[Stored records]
Start
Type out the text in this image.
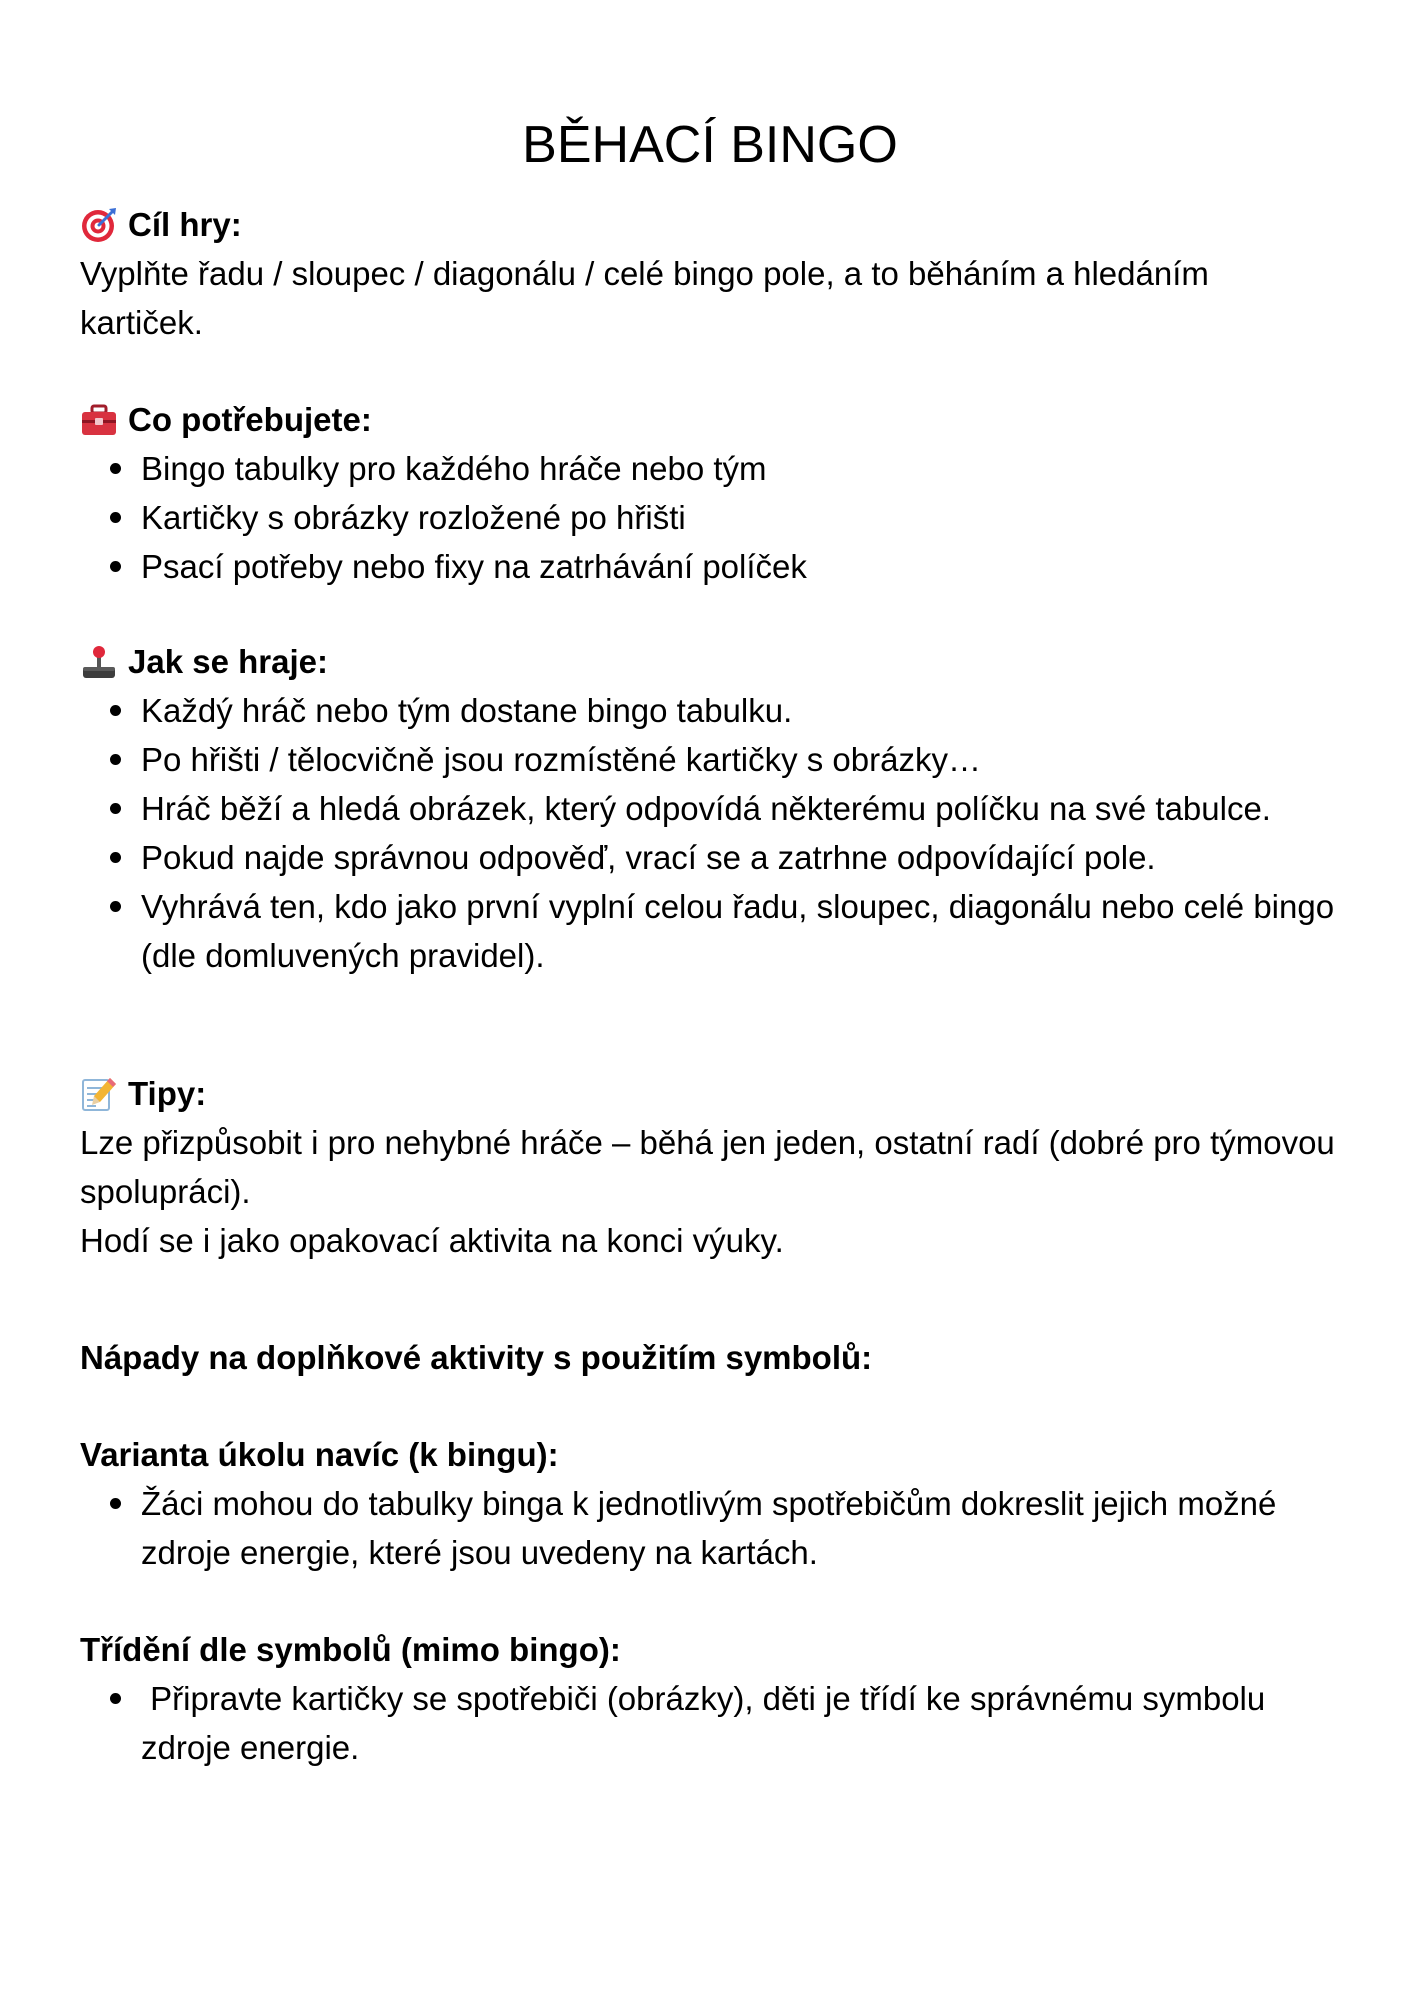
BĚHACÍ BINGO
Cíl hry:

Vyplňte řadu / sloupec / diagonálu / celé bingo pole, a to běháním a hledáním kartiček.

Co potřebujete:
Bingo tabulky pro každého hráče nebo tým
Kartičky s obrázky rozložené po hřišti
Psací potřeby nebo fixy na zatrhávání políček
Jak se hraje:
Každý hráč nebo tým dostane bingo tabulku.
Po hřišti / tělocvičně jsou rozmístěné kartičky s obrázky…
Hráč běží a hledá obrázek, který odpovídá některému políčku na své tabulce.
Pokud najde správnou odpověď, vrací se a zatrhne odpovídající pole.
Vyhrává ten, kdo jako první vyplní celou řadu, sloupec, diagonálu nebo celé bingo (dle domluvených pravidel).
Tipy:

Lze přizpůsobit i pro nehybné hráče – běhá jen jeden, ostatní radí (dobré pro týmovou spolupráci).

Hodí se i jako opakovací aktivita na konci výuky.

Nápady na doplňkové aktivity s použitím symbolů:
Varianta úkolu navíc (k bingu):
Žáci mohou do tabulky binga k jednotlivým spotřebičům dokreslit jejich možné zdroje energie, které jsou uvedeny na kartách.
Třídění dle symbolů (mimo bingo):
Připravte kartičky se spotřebiči (obrázky), děti je třídí ke správnému symbolu zdroje energie.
End
• What the exercise asks
Using the records above, say how many lines include the string "zdroje". Only the number is wanted.

• The completed task
2